EXERCISE PROMPT> Copy each line below in which the word "page" occurs.

......

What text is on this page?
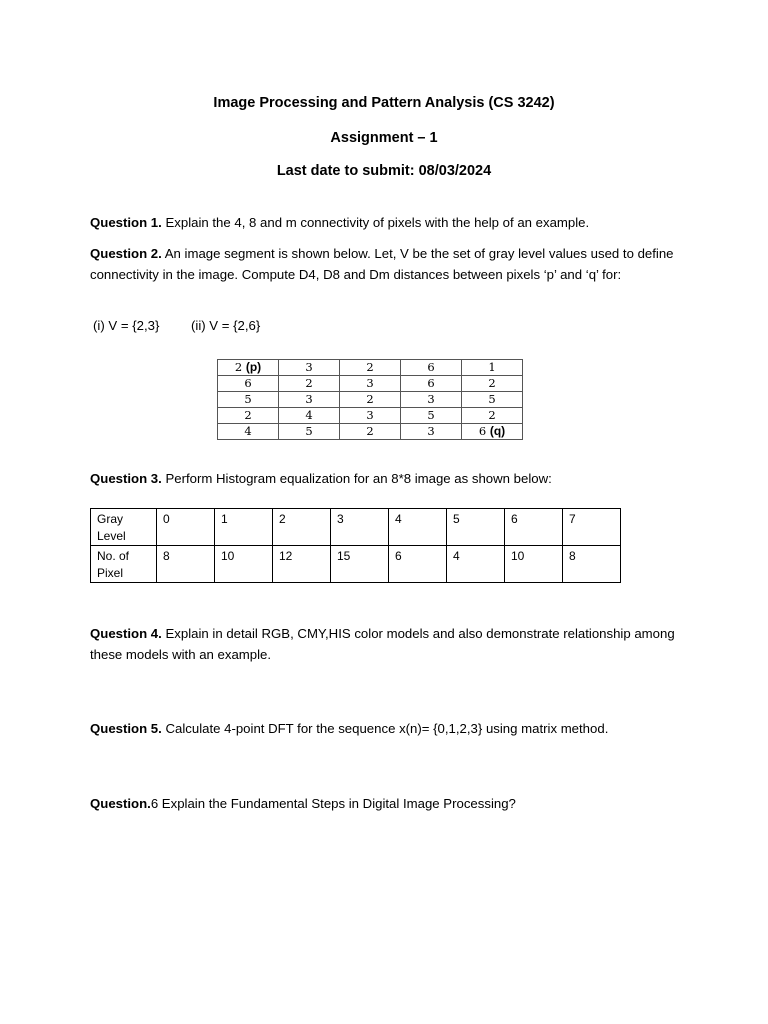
Image Processing and Pattern Analysis (CS 3242)
Assignment – 1
Last date to submit: 08/03/2024
Question 1. Explain the 4, 8 and m connectivity of pixels with the help of an example.
Question 2. An image segment is shown below. Let, V be the set of gray level values used to define connectivity in the image. Compute D4, D8 and Dm distances between pixels ‘p’ and ‘q’ for:
(i) V = {2,3} (ii) V = {2,6}
2 (p)	3	2	6	1
6	2	3	6	2
5	3	2	3	5
2	4	3	5	2
4	5	2	3	6 (q)
Question 3. Perform Histogram equalization for an 8*8 image as shown below:
Gray
Level	0	1	2	3	4	5	6	7
No. of
Pixel	8	10	12	15	6	4	10	8
Question 4. Explain in detail RGB, CMY,HIS color models and also demonstrate relationship among these models with an example.
Question 5. Calculate 4-point DFT for the sequence x(n)= {0,1,2,3} using matrix method.
Question.6 Explain the Fundamental Steps in Digital Image Processing?
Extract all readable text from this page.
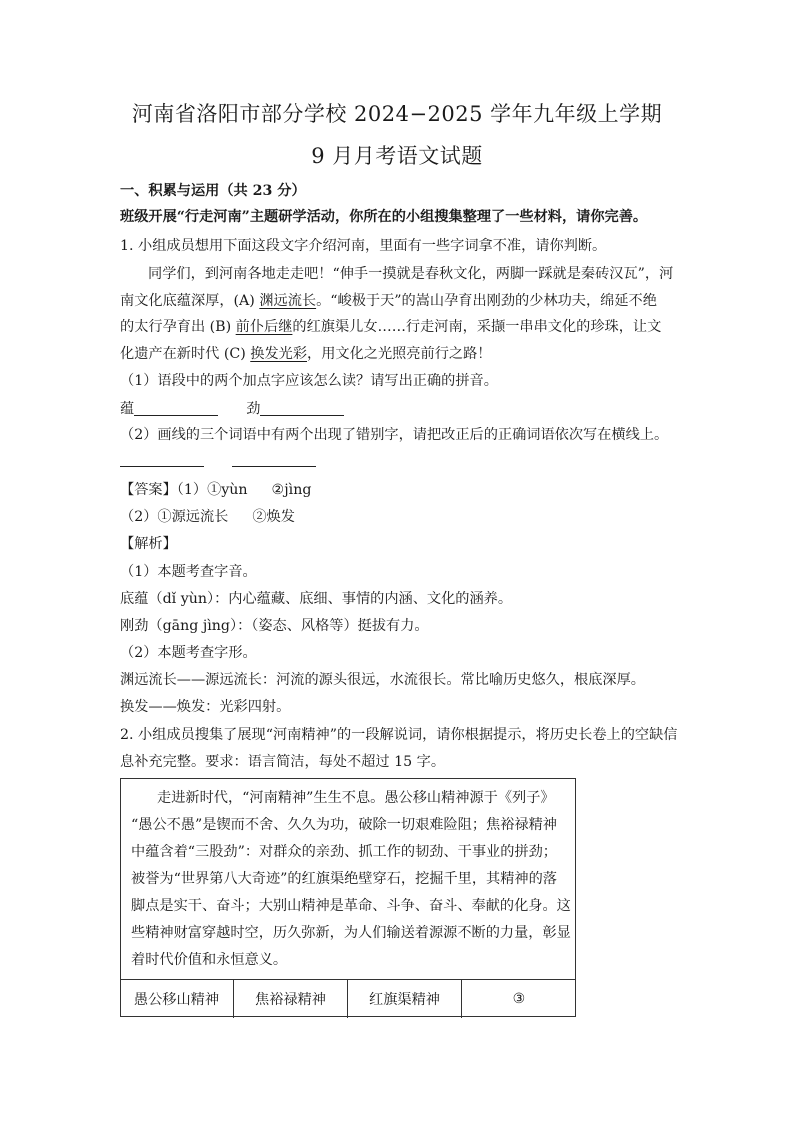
河南省洛阳市部分学校 2024−2025 学年九年级上学期
9 月月考语文试题
一、积累与运用（共 23 分）
班级开展“行走河南”主题研学活动，你所在的小组搜集整理了一些材料，请你完善。
1. 小组成员想用下面这段文字介绍河南，里面有一些字词拿不准，请你判断。
同学们，到河南各地走走吧！“伸手一摸就是春秋文化，两脚一踩就是秦砖汉瓦”，河
南文化底蕴深厚，(A) 渊远流长。“峻极于天”的嵩山孕育出刚劲的少林功夫，绵延不绝
的太行孕育出 (B) 前仆后继的红旗渠儿女……行走河南，采撷一串串文化的珍珠，让文
化遗产在新时代 (C) 换发光彩，用文化之光照亮前行之路！
（1）语段中的两个加点字应该怎么读？请写出正确的拼音。
蕴	劲
（2）画线的三个词语中有两个出现了错别字，请把改正后的正确词语依次写在横线上。
【答案】（1）①yùn ②jìng
（2）①源远流长 ②焕发
【解析】
（1）本题考查字音。
底蕴（dǐ yùn）：内心蕴藏、底细、事情的内涵、文化的涵养。
刚劲（gāng jìng）：（姿态、风格等）挺拔有力。
（2）本题考查字形。
渊远流长——源远流长：河流的源头很远，水流很长。常比喻历史悠久，根底深厚。
换发——焕发：光彩四射。
2. 小组成员搜集了展现“河南精神”的一段解说词，请你根据提示，将历史长卷上的空缺信
息补充完整。要求：语言简洁，每处不超过 15 字。
走进新时代，“河南精神”生生不息。愚公移山精神源于《列子》
“愚公不愚”是锲而不舍、久久为功，破除一切艰难险阻；焦裕禄精神
中蕴含着“三股劲”：对群众的亲劲、抓工作的韧劲、干事业的拼劲；
被誉为“世界第八大奇迹”的红旗渠绝壁穿石，挖掘千里，其精神的落
脚点是实干、奋斗；大别山精神是革命、斗争、奋斗、奉献的化身。这
些精神财富穿越时空，历久弥新，为人们输送着源源不断的力量，彰显
着时代价值和永恒意义。
愚公移山精神	焦裕禄精神	红旗渠精神	③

......

EXERCISE SOLUTION>
What text is on this page?
Extract all readable text from this page.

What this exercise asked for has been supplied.